## begin Data lines

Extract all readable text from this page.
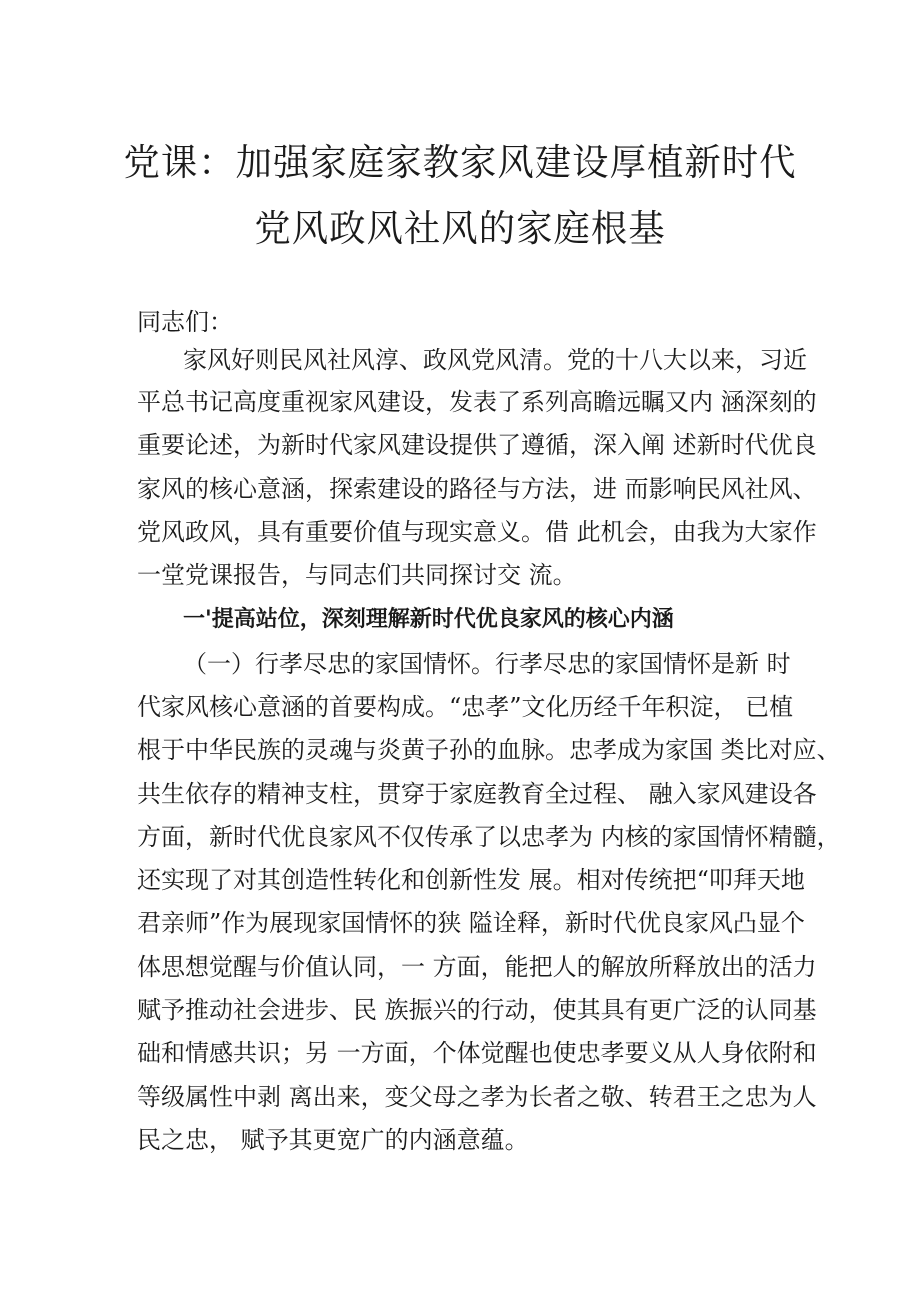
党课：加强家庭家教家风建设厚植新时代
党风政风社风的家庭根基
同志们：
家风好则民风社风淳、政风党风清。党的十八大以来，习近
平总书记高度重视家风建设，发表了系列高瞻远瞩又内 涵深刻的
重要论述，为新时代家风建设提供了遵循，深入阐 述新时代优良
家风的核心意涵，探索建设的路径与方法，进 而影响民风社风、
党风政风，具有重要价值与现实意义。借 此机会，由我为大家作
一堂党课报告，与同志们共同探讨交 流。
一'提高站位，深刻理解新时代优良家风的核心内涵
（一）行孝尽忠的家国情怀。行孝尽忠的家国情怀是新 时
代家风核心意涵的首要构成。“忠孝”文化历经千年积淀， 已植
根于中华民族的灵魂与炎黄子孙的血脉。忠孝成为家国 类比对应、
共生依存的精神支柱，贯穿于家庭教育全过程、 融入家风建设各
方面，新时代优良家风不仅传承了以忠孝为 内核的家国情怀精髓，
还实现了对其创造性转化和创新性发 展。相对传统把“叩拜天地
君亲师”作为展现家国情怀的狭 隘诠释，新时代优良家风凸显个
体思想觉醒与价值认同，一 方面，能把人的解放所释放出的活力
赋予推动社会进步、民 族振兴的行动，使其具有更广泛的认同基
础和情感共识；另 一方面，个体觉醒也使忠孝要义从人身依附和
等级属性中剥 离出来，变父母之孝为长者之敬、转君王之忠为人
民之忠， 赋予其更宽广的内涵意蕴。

## end Data lines

[What this task involves]:
Omit the pictures, then output the rest of the listing exactly.

[Result of the exercise]:
Extract all readable text from this page.
党课：加强家庭家教家风建设厚植新时代
党风政风社风的家庭根基
同志们：
家风好则民风社风淳、政风党风清。党的十八大以来，习近
平总书记高度重视家风建设，发表了系列高瞻远瞩又内 涵深刻的
重要论述，为新时代家风建设提供了遵循，深入阐 述新时代优良
家风的核心意涵，探索建设的路径与方法，进 而影响民风社风、
党风政风，具有重要价值与现实意义。借 此机会，由我为大家作
一堂党课报告，与同志们共同探讨交 流。
一'提高站位，深刻理解新时代优良家风的核心内涵
（一）行孝尽忠的家国情怀。行孝尽忠的家国情怀是新 时
代家风核心意涵的首要构成。“忠孝”文化历经千年积淀， 已植
根于中华民族的灵魂与炎黄子孙的血脉。忠孝成为家国 类比对应、
共生依存的精神支柱，贯穿于家庭教育全过程、 融入家风建设各
方面，新时代优良家风不仅传承了以忠孝为 内核的家国情怀精髓，
还实现了对其创造性转化和创新性发 展。相对传统把“叩拜天地
君亲师”作为展现家国情怀的狭 隘诠释，新时代优良家风凸显个
体思想觉醒与价值认同，一 方面，能把人的解放所释放出的活力
赋予推动社会进步、民 族振兴的行动，使其具有更广泛的认同基
础和情感共识；另 一方面，个体觉醒也使忠孝要义从人身依附和
等级属性中剥 离出来，变父母之孝为长者之敬、转君王之忠为人
民之忠， 赋予其更宽广的内涵意蕴。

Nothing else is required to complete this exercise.